Wii Retro Review by Dan Whitehead

24 November, 2007

It's been a very quiet few weeks on the Virtual Console front, no doubt thanks to the arrival of a long awaited plumber, so hopefully you'll forgive us the indulgence of rolling last week's solitary release into this week's roundup. Luckily, although the number of new games is nothing to write home about, this week's two new additions are both classics of their genre.

King of Fighters '94

  • Platform: NeoGeo
  • Wii Points: 900
  • In Real Money: GBP 6.30 / EUR 9 (approx)

Nobody is likely to be surprised at yet another NeoGeo fighting game but, as with so many of that overlooked handheld's line-up, SNK's King of Fighters is a superbly accomplished entry in beat-em-up pantheon. [Editor's note: Handheld, eh? We think he's gone mad. Watch out.]

The idea was to combine as many of the company's characters into one game as possible, a sort of prototype for Smash Bros, so obscure fighting fans will be happy to see brawlers from Fatal Fury, Art of Fighting and even vertical shoot-em-up Ikari Warriors. There's also innovation on the gameplay front, with a three-man team set up in which you choose what order your fighters will battle, and then scrap in a winner-stays-on style until one team is completely beaten.

'Virtual Console Roundup' Screenshot kof

There are some weird quirks as well. You can't choose which fighters make up your team, for instance. Instead you choose from pre-selected trios assigned by country. There are eight such national teams, though only three of them bear any resemblance to their supposed home countries. The England team, for instance, features two Japanese girls.

Still, it's a solid, technical fighting game that, like most SNK outings, skews more towards the hardcore player than the casual punching aficionado. It also looks very nice, with some impressive-for-the-time 3D scrolling and beefy sprites. With so many fighting games available on the VC now, I suspect that only an obsessive completist would want to own them all but, taken on its own merits, King of Fighters is a damn fine game.

8/10

Bubble Bobble

  • Platform: NES
  • Wii Points: 500
  • In Real Money: GBP 3.50 / EUR 5 (approx)
# # #
* TO DO:
1 - List the games from which, according to the review of recent Virtual Console releases, King of Fighters '94 draws its fighters.
2 - Write the next part of the review of recent Virtual Console releases, starting after its final line.

* GIVEN INFORMATION:
# # #
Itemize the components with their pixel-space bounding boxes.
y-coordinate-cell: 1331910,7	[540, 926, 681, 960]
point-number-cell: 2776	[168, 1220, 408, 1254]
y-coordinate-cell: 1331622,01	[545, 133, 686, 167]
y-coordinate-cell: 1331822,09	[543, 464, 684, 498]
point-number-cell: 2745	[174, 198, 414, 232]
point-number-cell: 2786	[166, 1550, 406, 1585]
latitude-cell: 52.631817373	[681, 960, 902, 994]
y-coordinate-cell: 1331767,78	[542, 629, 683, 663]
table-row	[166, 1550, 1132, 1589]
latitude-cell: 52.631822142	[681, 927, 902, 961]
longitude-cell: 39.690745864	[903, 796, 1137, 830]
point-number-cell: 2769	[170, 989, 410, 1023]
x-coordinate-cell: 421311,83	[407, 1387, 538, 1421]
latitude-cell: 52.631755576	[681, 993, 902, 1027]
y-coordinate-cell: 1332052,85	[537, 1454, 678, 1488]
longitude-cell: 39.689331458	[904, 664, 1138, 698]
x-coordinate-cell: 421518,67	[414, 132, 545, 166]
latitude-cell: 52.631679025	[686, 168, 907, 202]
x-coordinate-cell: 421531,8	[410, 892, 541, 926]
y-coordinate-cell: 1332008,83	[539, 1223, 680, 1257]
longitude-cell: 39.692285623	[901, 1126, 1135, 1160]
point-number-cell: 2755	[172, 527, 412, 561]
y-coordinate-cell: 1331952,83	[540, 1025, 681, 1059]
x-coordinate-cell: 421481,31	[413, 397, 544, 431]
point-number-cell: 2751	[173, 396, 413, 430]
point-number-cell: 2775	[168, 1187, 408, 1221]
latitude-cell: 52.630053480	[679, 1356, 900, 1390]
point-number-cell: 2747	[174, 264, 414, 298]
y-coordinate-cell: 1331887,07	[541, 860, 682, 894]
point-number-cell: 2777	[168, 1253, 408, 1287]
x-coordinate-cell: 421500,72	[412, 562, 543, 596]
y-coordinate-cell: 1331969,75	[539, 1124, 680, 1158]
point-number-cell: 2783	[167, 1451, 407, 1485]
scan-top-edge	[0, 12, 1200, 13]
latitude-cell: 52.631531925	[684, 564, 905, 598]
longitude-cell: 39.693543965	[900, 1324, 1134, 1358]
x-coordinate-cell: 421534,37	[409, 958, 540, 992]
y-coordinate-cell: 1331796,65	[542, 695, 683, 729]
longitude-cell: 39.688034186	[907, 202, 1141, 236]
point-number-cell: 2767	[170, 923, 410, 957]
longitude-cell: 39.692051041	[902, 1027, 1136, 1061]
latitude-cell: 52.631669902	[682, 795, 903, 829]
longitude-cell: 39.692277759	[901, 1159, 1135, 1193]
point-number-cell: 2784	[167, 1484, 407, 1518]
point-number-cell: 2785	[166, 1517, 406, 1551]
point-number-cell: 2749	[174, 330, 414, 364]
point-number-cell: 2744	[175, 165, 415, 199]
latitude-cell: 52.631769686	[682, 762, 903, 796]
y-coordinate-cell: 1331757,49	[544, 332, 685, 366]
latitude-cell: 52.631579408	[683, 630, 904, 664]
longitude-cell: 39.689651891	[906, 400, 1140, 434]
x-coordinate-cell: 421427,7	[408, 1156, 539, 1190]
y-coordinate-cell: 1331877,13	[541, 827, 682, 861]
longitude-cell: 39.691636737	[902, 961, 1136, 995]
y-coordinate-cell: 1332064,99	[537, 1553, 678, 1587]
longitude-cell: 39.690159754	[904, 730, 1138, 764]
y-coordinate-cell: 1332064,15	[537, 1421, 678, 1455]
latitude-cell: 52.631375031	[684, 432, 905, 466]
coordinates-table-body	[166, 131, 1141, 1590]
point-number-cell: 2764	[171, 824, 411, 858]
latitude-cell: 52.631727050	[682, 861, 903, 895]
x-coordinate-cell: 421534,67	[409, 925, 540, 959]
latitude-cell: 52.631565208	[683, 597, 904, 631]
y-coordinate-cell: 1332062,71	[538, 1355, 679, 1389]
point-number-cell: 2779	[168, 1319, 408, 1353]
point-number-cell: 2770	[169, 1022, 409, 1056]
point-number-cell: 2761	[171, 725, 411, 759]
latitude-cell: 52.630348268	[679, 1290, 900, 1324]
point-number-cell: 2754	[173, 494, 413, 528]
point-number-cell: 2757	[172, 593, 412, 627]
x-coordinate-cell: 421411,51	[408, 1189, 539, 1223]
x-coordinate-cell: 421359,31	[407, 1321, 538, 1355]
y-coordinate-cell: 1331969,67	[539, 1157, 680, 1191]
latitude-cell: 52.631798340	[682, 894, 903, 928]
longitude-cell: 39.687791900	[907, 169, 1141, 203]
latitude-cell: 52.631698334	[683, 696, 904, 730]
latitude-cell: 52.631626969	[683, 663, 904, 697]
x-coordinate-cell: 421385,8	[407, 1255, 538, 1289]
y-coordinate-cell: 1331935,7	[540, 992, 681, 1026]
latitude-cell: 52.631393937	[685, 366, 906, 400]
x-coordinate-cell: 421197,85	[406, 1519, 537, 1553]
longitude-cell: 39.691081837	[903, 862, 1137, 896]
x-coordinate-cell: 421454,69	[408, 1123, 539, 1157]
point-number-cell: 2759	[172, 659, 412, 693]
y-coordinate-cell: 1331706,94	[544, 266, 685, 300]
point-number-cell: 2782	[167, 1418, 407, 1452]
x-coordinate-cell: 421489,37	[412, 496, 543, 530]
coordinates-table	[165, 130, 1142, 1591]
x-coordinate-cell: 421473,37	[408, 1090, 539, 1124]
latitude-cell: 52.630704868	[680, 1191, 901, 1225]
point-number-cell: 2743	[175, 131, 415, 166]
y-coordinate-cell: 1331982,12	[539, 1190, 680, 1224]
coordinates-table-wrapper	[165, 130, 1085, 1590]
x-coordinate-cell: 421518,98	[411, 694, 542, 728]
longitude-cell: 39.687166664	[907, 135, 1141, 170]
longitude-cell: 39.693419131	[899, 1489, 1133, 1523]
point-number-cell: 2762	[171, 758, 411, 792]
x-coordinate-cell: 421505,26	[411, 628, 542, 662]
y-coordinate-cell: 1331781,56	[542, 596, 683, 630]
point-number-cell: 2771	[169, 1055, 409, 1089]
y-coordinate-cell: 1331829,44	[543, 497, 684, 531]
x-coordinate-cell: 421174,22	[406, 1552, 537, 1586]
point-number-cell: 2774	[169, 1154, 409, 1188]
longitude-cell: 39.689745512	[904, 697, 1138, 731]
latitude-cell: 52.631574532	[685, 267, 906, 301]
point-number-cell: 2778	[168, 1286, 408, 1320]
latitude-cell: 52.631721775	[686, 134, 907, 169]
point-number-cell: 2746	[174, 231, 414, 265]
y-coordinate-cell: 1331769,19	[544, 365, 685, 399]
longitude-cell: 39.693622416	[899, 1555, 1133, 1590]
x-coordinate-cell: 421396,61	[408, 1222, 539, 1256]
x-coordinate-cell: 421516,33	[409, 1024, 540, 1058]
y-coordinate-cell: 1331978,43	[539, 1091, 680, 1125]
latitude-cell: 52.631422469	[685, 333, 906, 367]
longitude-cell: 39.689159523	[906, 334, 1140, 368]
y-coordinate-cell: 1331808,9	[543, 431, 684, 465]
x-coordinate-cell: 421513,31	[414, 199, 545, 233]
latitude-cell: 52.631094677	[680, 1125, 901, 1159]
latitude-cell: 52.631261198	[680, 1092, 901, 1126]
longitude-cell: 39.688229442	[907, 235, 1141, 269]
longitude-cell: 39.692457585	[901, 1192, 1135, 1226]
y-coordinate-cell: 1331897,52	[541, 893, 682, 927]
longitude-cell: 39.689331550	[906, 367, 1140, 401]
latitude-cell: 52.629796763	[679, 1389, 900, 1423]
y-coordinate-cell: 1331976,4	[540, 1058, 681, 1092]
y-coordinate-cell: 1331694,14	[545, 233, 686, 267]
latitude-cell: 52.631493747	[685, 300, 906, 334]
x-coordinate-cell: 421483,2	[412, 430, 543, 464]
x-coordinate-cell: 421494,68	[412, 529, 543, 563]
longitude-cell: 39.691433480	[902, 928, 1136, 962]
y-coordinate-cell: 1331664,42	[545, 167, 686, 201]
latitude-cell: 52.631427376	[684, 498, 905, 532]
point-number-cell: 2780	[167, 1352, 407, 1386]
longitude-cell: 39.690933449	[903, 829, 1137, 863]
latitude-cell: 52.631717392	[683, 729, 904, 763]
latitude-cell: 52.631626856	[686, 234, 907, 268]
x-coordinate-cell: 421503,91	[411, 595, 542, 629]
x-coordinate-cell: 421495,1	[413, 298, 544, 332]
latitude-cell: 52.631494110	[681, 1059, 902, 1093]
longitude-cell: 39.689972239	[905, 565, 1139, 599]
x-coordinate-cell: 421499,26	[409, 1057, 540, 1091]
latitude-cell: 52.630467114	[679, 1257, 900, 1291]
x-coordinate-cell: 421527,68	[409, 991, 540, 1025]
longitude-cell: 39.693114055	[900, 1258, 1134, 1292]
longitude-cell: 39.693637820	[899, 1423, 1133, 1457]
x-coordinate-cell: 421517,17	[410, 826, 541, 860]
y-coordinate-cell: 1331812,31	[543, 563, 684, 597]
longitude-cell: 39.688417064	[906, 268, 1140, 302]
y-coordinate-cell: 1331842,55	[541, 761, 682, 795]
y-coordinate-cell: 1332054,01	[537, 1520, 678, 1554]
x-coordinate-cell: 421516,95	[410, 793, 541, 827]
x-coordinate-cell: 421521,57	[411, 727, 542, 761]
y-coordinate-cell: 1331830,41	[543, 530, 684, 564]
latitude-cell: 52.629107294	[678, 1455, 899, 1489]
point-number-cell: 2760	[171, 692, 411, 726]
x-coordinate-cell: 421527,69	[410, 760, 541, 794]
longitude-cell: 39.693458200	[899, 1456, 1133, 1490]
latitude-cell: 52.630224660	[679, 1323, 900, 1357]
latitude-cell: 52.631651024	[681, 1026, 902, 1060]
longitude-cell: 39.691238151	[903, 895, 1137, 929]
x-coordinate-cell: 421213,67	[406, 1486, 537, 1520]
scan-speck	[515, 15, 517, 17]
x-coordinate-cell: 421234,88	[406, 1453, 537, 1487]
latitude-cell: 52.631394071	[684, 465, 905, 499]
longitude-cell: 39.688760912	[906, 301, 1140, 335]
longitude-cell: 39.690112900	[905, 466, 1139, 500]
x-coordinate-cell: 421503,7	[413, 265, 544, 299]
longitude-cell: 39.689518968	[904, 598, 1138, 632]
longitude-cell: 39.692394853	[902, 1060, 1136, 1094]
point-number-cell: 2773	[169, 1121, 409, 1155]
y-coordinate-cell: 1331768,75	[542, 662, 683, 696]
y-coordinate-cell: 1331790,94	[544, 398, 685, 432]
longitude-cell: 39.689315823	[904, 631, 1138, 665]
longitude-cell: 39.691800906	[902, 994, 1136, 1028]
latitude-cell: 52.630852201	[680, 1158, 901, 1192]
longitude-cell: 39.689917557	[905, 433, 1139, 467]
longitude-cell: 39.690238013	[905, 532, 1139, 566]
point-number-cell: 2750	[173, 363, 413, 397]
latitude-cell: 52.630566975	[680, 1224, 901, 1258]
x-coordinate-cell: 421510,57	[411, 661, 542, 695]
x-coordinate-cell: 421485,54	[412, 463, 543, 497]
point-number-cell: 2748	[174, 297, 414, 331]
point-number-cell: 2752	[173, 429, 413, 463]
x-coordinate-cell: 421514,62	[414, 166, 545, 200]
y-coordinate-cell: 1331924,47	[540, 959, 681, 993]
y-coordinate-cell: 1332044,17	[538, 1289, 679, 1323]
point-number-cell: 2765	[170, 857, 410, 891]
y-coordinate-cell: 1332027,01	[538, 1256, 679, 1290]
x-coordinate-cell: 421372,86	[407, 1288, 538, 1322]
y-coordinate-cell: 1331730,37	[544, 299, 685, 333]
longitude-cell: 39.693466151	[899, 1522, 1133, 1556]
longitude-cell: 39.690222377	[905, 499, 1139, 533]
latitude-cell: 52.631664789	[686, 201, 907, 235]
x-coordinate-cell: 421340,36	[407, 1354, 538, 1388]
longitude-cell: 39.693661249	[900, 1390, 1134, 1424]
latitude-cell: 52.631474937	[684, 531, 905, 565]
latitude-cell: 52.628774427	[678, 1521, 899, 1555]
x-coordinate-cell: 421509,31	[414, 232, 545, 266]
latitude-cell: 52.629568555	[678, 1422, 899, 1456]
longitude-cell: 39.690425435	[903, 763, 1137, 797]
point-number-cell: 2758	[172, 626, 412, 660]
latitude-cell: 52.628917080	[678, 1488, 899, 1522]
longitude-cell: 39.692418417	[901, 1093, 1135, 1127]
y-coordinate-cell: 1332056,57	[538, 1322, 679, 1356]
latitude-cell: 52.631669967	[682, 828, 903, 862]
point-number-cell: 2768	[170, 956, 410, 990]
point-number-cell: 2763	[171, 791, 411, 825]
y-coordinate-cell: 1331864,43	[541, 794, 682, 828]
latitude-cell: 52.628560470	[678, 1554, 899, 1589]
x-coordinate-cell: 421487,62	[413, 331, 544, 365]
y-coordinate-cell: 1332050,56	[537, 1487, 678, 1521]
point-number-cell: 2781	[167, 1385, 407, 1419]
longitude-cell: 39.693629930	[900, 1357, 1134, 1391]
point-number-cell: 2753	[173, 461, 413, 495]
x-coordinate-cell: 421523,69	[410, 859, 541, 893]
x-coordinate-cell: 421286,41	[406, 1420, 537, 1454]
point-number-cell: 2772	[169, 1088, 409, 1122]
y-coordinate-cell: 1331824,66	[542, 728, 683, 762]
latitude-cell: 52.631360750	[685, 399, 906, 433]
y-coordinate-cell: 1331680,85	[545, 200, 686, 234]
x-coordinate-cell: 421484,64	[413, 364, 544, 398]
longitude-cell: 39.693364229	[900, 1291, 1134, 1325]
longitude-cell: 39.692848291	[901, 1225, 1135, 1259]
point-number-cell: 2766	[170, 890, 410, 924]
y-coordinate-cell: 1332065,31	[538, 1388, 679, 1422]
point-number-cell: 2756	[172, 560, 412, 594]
# # #
* RESPONSES FOR EACH TASK:
1 - Fatal Fury, Art of Fighting, Ikari Warriors

2 -
Here's another classic - Taito's seminal 1986 arcade platformer, although it appears here in its 1987 NES incarnation for obvious reasons. Although it's not quite as good as the original coin-op, it's certainly not the worst conversion around either.

'Virtual Console Roundup' Screenshot bb

The gameplay survived the translation process pretty much unscathed, keeping the simple purity of 100 levels of monster-bubbling, fruit-gobbling fun, while the general feel of the thing is virtually identical in all the ways that matter. It's only the music that suffers noticeably, with one of gaming's all-time greatest themes rendered squawky and annoying by the struggling NES sound chip.

Like all the best videogame pioneers, Bubble Bobble combines simplicity and accessibility with a surprisingly clever learning curve to keep you hooked for the many hours it takes to obtain the "true ending". Thankfully, the NES version uses a password system so you won't have to start over each time.

Time may not have been kind to its utilitarian looks, but if you can play one level of Bubble Bobble and not feel a glimmer of joy then you are dead inside. Plus, of course, this means we may yet see Rainbow Islands on the VC, and that's something we should all close our eyes and wish really hard for.

9/10

Double Dribble

  • Platform: NES
  • Wii Points: 500
  • In Real Money: GBP 3.50 / EUR 5 (approx)

Hmm. So, this was last week's solitary VC offering. It sounds like a senile sequel to Double Dragon, but is actually a basketball game that tries oh-so-very hard to be a glitzy and accurate version of the real thing, but can't help being tripped up by the limitations of the hardware.

'Virtual Console Roundup' Screenshot dd

You can tell it was trying to appear all "next gen" because it opens with actual sampled speech! Admittedly, it sounds like you're about to play a game called Wubble Wiffle, but the effort is there. You can choose from four 5-man teams, and the game even goes so far as to include penalties for time wasting but, while it amuses in the most basic "look at what we used to play" kind of way, it's too clunky to hold much real entertainment value in 2007.

There are numerous bugs, allowing you to score every time by throwing in the right place, while the collision detection makes stealing - and often just running near an opponent - a real gamble. Many times you'll give up a penalty for "pushing" when all you did was stray one pixel to close to a defender.

Better than Nintendo's own NES Basketball, certainly, but only worth the points to the hardiest retro sports fan.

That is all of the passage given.